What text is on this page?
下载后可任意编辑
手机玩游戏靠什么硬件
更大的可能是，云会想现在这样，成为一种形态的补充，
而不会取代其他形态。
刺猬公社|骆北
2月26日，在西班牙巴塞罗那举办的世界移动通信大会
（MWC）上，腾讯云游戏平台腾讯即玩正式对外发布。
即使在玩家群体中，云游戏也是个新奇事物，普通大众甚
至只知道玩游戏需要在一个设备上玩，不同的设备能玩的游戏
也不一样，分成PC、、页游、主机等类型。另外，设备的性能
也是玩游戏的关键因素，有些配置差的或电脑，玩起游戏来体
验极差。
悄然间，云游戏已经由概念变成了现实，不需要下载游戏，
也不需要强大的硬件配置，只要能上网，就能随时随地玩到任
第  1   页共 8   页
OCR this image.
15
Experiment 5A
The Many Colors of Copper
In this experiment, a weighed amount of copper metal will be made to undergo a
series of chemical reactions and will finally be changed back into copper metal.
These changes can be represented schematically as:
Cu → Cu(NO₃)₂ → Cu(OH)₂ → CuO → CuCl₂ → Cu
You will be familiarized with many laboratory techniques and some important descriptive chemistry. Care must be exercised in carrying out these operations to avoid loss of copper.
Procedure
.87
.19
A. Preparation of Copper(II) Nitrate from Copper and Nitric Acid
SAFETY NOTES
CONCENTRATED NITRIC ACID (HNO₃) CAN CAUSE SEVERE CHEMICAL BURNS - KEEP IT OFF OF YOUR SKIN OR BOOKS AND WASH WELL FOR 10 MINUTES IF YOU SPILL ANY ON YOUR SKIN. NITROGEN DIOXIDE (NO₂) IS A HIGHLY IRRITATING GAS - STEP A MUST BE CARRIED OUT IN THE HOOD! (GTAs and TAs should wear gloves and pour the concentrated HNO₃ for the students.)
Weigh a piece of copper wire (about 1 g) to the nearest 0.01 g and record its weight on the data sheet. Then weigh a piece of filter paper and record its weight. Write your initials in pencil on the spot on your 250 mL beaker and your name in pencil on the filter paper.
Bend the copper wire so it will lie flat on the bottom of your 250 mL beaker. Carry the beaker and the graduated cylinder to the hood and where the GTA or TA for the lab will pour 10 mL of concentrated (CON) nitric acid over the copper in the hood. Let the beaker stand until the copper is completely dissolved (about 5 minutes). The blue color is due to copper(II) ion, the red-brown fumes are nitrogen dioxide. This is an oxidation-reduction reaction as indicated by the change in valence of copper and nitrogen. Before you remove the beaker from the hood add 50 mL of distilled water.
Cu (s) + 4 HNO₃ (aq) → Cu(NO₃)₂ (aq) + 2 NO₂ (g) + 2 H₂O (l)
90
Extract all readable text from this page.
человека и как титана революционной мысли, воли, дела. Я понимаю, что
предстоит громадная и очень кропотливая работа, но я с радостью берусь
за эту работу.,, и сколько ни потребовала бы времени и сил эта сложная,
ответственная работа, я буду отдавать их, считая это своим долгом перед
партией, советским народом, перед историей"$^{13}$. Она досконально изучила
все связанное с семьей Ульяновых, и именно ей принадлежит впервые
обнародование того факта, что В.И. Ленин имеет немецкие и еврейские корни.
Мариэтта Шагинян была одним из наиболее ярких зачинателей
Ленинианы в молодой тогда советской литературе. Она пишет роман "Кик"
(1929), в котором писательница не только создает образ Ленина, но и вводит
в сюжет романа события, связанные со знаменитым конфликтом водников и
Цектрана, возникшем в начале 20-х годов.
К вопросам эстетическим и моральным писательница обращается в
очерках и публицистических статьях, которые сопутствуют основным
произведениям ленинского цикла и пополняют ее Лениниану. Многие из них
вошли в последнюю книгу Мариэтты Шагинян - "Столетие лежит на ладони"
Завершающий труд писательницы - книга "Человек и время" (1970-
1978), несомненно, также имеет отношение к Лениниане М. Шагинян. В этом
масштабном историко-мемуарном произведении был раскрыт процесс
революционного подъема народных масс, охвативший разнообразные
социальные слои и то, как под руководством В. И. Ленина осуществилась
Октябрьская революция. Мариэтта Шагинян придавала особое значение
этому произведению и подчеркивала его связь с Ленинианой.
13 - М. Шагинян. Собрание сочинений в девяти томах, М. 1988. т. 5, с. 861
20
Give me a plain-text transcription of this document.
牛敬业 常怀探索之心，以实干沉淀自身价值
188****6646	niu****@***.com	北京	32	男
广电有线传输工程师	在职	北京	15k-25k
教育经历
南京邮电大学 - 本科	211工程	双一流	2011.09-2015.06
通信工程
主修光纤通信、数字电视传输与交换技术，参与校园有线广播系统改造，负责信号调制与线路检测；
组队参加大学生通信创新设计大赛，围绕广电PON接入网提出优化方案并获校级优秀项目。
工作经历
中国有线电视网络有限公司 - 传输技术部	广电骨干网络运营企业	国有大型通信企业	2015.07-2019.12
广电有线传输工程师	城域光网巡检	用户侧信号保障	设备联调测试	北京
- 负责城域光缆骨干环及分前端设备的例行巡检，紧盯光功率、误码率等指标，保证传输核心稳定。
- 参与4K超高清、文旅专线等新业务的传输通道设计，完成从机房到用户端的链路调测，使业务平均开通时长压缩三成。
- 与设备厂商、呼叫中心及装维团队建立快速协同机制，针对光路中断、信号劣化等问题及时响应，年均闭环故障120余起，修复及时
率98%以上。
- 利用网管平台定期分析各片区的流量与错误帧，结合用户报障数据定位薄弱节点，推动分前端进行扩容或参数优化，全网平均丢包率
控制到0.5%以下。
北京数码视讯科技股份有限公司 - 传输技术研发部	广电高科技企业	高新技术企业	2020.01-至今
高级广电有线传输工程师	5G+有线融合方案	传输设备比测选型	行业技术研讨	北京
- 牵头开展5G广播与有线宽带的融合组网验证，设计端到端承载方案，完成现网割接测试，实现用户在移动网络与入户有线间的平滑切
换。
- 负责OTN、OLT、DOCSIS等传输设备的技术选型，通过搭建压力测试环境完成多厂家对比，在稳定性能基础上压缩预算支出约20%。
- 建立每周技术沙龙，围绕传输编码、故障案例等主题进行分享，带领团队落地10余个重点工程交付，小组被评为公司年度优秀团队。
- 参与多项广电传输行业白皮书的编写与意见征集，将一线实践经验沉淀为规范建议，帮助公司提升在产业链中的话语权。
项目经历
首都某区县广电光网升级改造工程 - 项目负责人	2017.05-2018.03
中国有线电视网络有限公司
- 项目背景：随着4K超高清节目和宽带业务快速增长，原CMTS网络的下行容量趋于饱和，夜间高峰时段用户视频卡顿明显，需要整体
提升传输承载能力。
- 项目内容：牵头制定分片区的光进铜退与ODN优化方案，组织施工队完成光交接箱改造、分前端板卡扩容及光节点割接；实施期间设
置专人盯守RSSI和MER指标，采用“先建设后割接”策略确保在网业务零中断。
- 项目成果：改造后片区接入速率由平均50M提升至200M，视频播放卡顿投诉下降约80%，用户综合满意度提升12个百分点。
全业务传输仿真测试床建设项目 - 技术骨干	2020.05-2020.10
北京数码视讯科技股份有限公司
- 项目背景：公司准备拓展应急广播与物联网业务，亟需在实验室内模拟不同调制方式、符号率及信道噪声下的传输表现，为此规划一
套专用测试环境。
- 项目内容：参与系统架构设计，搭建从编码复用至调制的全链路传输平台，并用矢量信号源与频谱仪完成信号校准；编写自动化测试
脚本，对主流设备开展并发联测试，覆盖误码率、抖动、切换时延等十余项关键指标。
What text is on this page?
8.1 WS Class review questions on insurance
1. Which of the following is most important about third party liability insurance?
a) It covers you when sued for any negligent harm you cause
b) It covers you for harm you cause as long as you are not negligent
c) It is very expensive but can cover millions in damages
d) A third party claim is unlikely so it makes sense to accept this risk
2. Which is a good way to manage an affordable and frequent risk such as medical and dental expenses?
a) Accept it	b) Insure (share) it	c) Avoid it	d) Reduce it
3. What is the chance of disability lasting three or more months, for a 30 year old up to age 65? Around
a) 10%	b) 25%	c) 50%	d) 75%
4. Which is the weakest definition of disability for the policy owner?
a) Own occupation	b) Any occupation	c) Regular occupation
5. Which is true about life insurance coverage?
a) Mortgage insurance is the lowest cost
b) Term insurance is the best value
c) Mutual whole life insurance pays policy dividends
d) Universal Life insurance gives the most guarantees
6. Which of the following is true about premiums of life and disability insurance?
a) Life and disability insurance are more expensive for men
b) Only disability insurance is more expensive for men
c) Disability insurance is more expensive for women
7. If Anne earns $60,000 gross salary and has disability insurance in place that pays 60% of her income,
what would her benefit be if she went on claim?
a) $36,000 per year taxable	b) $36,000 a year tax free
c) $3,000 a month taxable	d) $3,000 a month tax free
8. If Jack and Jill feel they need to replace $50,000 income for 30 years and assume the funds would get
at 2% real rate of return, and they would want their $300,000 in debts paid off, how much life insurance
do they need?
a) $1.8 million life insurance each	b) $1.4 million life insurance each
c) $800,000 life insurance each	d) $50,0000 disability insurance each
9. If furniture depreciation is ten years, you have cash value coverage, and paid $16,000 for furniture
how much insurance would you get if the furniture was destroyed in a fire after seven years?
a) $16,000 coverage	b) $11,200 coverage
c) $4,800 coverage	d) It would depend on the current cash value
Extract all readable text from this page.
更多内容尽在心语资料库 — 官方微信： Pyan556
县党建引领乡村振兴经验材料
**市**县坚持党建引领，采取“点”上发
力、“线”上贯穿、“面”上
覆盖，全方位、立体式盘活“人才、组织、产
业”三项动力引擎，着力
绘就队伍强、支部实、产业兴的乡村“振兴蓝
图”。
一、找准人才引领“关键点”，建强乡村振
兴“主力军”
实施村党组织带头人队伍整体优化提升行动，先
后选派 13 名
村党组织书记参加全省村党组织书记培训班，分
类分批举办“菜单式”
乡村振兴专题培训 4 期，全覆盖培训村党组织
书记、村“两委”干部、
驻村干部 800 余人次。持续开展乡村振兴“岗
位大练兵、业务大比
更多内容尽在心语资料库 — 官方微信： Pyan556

════════════════

§ **Short problem**:
List every line from the entries above in which "перед" appears.

§ **Expected answer**:
ответственная работа, я буду отдавать их, считая это своим долгом перед
партией, советским народом, перед историей"$^{13}$. Она досконально изучила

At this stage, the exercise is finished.